### WHAT IS BEING ASKED
Scan the entries below for the word "this". Copy each line that has it.

### MATERIALS PROVIDED
>>

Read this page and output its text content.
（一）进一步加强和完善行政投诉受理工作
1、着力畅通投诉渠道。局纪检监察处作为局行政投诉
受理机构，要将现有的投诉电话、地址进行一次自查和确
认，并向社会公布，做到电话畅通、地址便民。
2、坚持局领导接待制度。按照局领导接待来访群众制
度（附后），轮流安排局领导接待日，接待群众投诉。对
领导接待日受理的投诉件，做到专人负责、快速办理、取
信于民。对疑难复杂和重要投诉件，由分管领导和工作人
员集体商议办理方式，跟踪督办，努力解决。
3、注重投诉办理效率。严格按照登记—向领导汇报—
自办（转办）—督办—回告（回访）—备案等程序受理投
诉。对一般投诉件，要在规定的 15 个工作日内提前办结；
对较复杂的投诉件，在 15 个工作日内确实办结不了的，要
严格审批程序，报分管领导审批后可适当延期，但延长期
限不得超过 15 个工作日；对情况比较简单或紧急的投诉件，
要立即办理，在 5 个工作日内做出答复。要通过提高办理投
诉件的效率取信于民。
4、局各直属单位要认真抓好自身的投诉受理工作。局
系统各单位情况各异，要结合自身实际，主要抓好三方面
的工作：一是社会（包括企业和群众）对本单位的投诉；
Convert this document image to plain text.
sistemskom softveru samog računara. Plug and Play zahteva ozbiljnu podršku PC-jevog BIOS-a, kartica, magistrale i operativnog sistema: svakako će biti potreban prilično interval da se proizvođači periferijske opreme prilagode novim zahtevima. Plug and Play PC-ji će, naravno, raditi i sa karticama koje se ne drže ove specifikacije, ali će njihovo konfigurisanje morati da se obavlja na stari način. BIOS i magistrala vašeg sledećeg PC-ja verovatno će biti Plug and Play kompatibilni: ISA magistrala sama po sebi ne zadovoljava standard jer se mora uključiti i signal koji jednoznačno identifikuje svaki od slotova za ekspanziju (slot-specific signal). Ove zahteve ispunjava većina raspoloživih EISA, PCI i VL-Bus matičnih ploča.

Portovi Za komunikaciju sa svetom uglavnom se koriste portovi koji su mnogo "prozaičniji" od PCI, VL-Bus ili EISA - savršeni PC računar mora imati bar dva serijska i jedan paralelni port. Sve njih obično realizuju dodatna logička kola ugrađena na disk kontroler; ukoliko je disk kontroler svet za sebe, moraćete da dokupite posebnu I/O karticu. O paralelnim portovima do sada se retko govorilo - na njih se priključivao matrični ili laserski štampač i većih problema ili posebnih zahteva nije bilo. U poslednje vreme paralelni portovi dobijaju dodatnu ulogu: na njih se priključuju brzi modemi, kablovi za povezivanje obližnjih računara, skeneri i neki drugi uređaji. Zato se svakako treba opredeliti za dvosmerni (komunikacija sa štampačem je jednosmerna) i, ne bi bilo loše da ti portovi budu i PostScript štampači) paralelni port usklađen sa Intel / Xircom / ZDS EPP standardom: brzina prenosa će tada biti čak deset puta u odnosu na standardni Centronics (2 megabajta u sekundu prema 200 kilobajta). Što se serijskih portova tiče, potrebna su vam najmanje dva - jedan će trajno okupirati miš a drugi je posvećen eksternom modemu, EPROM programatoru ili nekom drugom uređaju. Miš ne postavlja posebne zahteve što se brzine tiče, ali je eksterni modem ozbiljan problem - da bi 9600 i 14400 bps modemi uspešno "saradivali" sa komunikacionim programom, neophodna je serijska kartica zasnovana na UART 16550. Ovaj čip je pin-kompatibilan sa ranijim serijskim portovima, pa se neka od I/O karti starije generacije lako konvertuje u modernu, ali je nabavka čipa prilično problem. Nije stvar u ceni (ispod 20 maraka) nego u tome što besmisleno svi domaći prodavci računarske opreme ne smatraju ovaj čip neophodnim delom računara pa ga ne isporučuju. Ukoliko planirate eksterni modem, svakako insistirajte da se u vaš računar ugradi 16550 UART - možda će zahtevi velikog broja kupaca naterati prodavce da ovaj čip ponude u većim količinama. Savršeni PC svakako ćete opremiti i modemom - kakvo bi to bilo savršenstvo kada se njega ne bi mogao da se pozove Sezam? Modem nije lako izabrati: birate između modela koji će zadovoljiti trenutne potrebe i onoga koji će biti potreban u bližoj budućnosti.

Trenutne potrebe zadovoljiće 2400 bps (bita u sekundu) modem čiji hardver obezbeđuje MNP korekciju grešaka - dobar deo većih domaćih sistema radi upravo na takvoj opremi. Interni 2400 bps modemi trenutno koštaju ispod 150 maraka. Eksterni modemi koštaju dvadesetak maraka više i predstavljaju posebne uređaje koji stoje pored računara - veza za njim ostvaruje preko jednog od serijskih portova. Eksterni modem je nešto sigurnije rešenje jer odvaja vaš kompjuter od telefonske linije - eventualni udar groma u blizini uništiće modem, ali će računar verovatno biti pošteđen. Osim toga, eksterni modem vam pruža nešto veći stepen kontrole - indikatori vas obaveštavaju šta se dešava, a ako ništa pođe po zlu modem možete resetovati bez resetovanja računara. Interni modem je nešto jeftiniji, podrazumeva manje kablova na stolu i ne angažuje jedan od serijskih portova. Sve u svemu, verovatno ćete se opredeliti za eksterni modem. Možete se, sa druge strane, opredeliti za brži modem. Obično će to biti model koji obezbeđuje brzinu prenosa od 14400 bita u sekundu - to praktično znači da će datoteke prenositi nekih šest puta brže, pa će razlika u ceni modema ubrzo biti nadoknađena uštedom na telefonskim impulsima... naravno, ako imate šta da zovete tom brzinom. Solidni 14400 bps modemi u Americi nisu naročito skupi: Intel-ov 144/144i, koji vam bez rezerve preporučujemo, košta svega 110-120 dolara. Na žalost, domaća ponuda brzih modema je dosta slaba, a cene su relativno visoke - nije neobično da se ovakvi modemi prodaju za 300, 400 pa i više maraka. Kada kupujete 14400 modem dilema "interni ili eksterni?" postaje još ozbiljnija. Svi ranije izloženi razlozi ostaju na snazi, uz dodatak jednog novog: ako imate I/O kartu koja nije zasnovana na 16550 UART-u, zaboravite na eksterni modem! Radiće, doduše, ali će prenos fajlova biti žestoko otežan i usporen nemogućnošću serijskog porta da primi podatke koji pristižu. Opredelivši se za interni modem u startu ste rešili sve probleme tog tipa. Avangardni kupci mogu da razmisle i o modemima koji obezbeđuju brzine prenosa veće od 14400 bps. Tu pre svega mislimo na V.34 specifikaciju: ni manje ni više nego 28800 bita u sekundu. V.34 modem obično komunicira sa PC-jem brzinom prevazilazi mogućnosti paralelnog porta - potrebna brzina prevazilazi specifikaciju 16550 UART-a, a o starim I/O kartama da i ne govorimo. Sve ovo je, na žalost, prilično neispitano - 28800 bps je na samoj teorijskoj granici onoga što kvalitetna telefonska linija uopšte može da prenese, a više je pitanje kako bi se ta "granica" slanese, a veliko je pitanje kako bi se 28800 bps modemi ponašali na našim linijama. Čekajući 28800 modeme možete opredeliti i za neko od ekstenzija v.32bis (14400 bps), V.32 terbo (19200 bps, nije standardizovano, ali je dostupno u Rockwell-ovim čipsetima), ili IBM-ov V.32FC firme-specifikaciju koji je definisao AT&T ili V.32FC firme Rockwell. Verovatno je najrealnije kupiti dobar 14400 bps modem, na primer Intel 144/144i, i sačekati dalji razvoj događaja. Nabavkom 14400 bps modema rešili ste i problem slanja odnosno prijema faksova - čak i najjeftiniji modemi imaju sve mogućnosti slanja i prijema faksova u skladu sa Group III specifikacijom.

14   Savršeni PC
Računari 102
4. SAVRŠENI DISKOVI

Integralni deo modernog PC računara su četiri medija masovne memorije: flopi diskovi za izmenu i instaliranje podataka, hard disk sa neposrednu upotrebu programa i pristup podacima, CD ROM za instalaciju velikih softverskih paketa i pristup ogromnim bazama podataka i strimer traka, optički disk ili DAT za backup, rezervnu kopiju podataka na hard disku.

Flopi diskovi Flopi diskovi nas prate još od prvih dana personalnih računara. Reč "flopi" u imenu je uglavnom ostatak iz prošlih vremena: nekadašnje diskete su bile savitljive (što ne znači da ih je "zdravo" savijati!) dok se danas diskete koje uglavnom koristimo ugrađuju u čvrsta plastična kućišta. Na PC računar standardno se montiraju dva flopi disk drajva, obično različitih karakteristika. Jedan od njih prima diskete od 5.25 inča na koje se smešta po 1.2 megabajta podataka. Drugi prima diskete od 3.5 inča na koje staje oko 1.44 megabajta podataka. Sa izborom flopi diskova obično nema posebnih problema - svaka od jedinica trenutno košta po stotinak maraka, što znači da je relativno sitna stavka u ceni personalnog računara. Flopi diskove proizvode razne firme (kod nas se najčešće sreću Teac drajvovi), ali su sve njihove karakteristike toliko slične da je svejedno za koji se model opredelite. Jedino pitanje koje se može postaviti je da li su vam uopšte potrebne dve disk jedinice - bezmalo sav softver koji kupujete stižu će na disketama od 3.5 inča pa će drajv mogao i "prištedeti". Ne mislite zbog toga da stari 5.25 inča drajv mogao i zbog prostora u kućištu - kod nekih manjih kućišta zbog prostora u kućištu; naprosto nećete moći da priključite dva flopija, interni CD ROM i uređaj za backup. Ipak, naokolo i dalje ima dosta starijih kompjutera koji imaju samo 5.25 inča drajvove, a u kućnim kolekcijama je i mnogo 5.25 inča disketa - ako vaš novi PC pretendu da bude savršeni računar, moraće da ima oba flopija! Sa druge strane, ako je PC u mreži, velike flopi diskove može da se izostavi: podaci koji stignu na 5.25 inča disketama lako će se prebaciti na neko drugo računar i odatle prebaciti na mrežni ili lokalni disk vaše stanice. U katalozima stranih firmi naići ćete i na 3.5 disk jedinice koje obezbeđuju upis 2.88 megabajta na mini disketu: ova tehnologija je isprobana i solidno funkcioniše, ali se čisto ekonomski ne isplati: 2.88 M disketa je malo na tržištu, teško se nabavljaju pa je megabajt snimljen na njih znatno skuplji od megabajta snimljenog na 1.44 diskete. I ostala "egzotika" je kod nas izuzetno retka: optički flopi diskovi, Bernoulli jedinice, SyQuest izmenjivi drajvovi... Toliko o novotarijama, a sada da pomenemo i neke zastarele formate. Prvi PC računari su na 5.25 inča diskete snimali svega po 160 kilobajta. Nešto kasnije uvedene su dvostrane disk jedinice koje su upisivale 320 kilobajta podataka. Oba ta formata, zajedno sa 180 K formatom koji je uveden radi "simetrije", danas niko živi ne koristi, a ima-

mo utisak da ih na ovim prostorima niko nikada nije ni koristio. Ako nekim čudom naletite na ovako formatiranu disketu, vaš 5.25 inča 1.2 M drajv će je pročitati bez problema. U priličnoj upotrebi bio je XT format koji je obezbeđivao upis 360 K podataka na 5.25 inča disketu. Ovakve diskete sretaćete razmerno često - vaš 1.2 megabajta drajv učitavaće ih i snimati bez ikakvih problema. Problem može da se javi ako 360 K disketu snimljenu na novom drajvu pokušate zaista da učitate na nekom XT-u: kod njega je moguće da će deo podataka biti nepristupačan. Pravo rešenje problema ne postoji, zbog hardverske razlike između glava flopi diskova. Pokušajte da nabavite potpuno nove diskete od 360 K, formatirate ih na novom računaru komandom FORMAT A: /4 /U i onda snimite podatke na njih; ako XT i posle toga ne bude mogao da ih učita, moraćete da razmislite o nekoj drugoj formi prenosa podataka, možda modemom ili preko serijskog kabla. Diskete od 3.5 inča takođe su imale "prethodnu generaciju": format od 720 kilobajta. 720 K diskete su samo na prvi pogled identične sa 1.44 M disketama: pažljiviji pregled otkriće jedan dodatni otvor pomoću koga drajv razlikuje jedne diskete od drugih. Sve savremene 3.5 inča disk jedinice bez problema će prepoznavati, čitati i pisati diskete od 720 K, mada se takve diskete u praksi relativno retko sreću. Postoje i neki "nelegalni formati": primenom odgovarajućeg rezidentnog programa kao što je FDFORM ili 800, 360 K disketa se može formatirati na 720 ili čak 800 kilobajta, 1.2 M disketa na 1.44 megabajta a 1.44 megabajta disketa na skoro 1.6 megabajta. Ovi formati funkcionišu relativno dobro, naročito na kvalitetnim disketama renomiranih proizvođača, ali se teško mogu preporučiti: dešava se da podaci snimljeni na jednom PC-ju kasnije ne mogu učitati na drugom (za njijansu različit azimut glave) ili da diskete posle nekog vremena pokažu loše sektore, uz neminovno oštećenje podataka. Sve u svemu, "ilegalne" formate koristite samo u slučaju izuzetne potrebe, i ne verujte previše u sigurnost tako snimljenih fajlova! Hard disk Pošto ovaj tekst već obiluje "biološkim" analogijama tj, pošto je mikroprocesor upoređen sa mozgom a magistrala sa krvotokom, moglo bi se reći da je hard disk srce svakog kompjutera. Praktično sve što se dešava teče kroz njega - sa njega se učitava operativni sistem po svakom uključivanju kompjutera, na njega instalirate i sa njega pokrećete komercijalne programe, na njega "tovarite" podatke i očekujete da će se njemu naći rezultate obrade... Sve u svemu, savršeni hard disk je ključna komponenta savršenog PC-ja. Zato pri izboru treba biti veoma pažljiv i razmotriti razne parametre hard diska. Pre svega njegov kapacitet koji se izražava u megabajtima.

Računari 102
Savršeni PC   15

<<

### WRITTEN ANSWER
Read this page and output its text content.
Convert this document image to plain text.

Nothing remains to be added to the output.